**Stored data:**
....
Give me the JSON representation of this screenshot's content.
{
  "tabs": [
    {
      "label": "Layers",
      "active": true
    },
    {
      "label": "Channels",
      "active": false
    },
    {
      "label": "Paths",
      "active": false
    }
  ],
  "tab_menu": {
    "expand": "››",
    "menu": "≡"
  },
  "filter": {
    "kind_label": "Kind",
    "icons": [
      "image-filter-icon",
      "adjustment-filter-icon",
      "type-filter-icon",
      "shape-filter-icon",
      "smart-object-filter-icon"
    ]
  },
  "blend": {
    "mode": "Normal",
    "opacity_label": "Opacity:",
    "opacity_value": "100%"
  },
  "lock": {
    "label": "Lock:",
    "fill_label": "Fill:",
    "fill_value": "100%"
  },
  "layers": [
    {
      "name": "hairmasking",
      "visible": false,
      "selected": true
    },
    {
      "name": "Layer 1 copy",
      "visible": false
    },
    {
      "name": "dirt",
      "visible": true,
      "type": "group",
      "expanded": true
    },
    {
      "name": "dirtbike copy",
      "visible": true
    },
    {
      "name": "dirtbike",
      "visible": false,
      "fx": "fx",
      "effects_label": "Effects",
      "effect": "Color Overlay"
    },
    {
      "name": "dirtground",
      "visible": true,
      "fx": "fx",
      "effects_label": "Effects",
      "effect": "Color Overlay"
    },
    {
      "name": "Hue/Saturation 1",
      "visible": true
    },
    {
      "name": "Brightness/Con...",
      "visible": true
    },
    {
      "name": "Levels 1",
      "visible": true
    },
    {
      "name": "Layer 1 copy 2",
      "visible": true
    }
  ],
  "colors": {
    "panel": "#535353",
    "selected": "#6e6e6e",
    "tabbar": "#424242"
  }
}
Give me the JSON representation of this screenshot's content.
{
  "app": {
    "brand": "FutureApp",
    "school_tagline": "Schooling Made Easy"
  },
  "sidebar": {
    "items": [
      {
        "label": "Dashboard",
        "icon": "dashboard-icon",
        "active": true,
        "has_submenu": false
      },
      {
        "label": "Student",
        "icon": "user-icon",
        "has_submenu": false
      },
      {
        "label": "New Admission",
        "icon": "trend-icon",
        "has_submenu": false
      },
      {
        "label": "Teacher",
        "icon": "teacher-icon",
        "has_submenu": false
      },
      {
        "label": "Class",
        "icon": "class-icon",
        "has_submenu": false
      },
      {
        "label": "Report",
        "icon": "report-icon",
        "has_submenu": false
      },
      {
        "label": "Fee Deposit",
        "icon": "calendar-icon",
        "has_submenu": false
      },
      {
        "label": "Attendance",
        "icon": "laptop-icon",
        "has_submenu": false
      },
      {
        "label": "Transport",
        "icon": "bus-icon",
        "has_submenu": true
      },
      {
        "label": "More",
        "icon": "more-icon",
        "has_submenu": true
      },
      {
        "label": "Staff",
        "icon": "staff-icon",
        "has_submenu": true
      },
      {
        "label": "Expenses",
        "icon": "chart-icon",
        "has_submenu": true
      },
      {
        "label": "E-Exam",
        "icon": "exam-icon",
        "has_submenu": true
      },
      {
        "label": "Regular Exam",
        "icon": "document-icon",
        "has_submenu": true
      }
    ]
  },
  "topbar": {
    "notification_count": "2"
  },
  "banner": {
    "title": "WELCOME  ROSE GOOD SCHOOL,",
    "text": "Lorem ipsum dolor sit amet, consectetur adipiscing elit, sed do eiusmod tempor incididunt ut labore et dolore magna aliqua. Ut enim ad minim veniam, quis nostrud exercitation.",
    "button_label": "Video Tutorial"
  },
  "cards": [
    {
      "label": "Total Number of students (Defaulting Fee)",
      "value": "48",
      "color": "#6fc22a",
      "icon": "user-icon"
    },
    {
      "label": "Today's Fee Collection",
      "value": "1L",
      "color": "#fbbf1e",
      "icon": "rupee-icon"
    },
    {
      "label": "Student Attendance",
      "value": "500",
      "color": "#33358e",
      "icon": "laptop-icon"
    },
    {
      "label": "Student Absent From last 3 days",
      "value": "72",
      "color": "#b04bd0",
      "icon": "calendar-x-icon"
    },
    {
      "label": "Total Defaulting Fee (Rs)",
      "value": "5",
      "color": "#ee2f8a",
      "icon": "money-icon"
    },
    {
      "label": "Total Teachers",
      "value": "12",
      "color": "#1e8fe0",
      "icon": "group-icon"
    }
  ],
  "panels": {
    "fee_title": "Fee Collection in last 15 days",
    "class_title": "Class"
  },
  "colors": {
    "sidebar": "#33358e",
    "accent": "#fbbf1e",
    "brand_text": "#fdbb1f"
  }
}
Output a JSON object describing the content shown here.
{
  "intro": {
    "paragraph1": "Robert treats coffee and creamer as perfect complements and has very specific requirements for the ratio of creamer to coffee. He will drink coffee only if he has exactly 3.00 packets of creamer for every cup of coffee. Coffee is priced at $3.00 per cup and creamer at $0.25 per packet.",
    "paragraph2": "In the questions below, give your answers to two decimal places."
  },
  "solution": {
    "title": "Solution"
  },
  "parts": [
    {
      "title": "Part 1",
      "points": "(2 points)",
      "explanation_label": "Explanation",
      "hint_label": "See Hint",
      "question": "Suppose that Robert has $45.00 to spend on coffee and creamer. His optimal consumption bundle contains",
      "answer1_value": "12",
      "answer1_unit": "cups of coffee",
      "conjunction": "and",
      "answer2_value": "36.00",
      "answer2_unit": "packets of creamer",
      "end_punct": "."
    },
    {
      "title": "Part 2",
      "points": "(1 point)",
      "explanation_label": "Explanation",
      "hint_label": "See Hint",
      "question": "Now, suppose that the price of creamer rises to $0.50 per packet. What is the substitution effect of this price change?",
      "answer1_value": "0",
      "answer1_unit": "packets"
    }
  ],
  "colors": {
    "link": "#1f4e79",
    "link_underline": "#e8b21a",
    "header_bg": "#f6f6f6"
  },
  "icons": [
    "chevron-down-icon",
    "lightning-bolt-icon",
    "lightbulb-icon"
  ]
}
....
**Set exercise:**
Could you transcribe the records in full, exactly?

**Response to the task:**
Give me the JSON representation of this screenshot's content.
{
  "tabs": [
    {
      "label": "Layers",
      "active": true
    },
    {
      "label": "Channels",
      "active": false
    },
    {
      "label": "Paths",
      "active": false
    }
  ],
  "tab_menu": {
    "expand": "››",
    "menu": "≡"
  },
  "filter": {
    "kind_label": "Kind",
    "icons": [
      "image-filter-icon",
      "adjustment-filter-icon",
      "type-filter-icon",
      "shape-filter-icon",
      "smart-object-filter-icon"
    ]
  },
  "blend": {
    "mode": "Normal",
    "opacity_label": "Opacity:",
    "opacity_value": "100%"
  },
  "lock": {
    "label": "Lock:",
    "fill_label": "Fill:",
    "fill_value": "100%"
  },
  "layers": [
    {
      "name": "hairmasking",
      "visible": false,
      "selected": true
    },
    {
      "name": "Layer 1 copy",
      "visible": false
    },
    {
      "name": "dirt",
      "visible": true,
      "type": "group",
      "expanded": true
    },
    {
      "name": "dirtbike copy",
      "visible": true
    },
    {
      "name": "dirtbike",
      "visible": false,
      "fx": "fx",
      "effects_label": "Effects",
      "effect": "Color Overlay"
    },
    {
      "name": "dirtground",
      "visible": true,
      "fx": "fx",
      "effects_label": "Effects",
      "effect": "Color Overlay"
    },
    {
      "name": "Hue/Saturation 1",
      "visible": true
    },
    {
      "name": "Brightness/Con...",
      "visible": true
    },
    {
      "name": "Levels 1",
      "visible": true
    },
    {
      "name": "Layer 1 copy 2",
      "visible": true
    }
  ],
  "colors": {
    "panel": "#535353",
    "selected": "#6e6e6e",
    "tabbar": "#424242"
  }
}
Give me the JSON representation of this screenshot's content.
{
  "app": {
    "brand": "FutureApp",
    "school_tagline": "Schooling Made Easy"
  },
  "sidebar": {
    "items": [
      {
        "label": "Dashboard",
        "icon": "dashboard-icon",
        "active": true,
        "has_submenu": false
      },
      {
        "label": "Student",
        "icon": "user-icon",
        "has_submenu": false
      },
      {
        "label": "New Admission",
        "icon": "trend-icon",
        "has_submenu": false
      },
      {
        "label": "Teacher",
        "icon": "teacher-icon",
        "has_submenu": false
      },
      {
        "label": "Class",
        "icon": "class-icon",
        "has_submenu": false
      },
      {
        "label": "Report",
        "icon": "report-icon",
        "has_submenu": false
      },
      {
        "label": "Fee Deposit",
        "icon": "calendar-icon",
        "has_submenu": false
      },
      {
        "label": "Attendance",
        "icon": "laptop-icon",
        "has_submenu": false
      },
      {
        "label": "Transport",
        "icon": "bus-icon",
        "has_submenu": true
      },
      {
        "label": "More",
        "icon": "more-icon",
        "has_submenu": true
      },
      {
        "label": "Staff",
        "icon": "staff-icon",
        "has_submenu": true
      },
      {
        "label": "Expenses",
        "icon": "chart-icon",
        "has_submenu": true
      },
      {
        "label": "E-Exam",
        "icon": "exam-icon",
        "has_submenu": true
      },
      {
        "label": "Regular Exam",
        "icon": "document-icon",
        "has_submenu": true
      }
    ]
  },
  "topbar": {
    "notification_count": "2"
  },
  "banner": {
    "title": "WELCOME  ROSE GOOD SCHOOL,",
    "text": "Lorem ipsum dolor sit amet, consectetur adipiscing elit, sed do eiusmod tempor incididunt ut labore et dolore magna aliqua. Ut enim ad minim veniam, quis nostrud exercitation.",
    "button_label": "Video Tutorial"
  },
  "cards": [
    {
      "label": "Total Number of students (Defaulting Fee)",
      "value": "48",
      "color": "#6fc22a",
      "icon": "user-icon"
    },
    {
      "label": "Today's Fee Collection",
      "value": "1L",
      "color": "#fbbf1e",
      "icon": "rupee-icon"
    },
    {
      "label": "Student Attendance",
      "value": "500",
      "color": "#33358e",
      "icon": "laptop-icon"
    },
    {
      "label": "Student Absent From last 3 days",
      "value": "72",
      "color": "#b04bd0",
      "icon": "calendar-x-icon"
    },
    {
      "label": "Total Defaulting Fee (Rs)",
      "value": "5",
      "color": "#ee2f8a",
      "icon": "money-icon"
    },
    {
      "label": "Total Teachers",
      "value": "12",
      "color": "#1e8fe0",
      "icon": "group-icon"
    }
  ],
  "panels": {
    "fee_title": "Fee Collection in last 15 days",
    "class_title": "Class"
  },
  "colors": {
    "sidebar": "#33358e",
    "accent": "#fbbf1e",
    "brand_text": "#fdbb1f"
  }
}
Output a JSON object describing the content shown here.
{
  "intro": {
    "paragraph1": "Robert treats coffee and creamer as perfect complements and has very specific requirements for the ratio of creamer to coffee. He will drink coffee only if he has exactly 3.00 packets of creamer for every cup of coffee. Coffee is priced at $3.00 per cup and creamer at $0.25 per packet.",
    "paragraph2": "In the questions below, give your answers to two decimal places."
  },
  "solution": {
    "title": "Solution"
  },
  "parts": [
    {
      "title": "Part 1",
      "points": "(2 points)",
      "explanation_label": "Explanation",
      "hint_label": "See Hint",
      "question": "Suppose that Robert has $45.00 to spend on coffee and creamer. His optimal consumption bundle contains",
      "answer1_value": "12",
      "answer1_unit": "cups of coffee",
      "conjunction": "and",
      "answer2_value": "36.00",
      "answer2_unit": "packets of creamer",
      "end_punct": "."
    },
    {
      "title": "Part 2",
      "points": "(1 point)",
      "explanation_label": "Explanation",
      "hint_label": "See Hint",
      "question": "Now, suppose that the price of creamer rises to $0.50 per packet. What is the substitution effect of this price change?",
      "answer1_value": "0",
      "answer1_unit": "packets"
    }
  ],
  "colors": {
    "link": "#1f4e79",
    "link_underline": "#e8b21a",
    "header_bg": "#f6f6f6"
  },
  "icons": [
    "chevron-down-icon",
    "lightning-bolt-icon",
    "lightbulb-icon"
  ]
}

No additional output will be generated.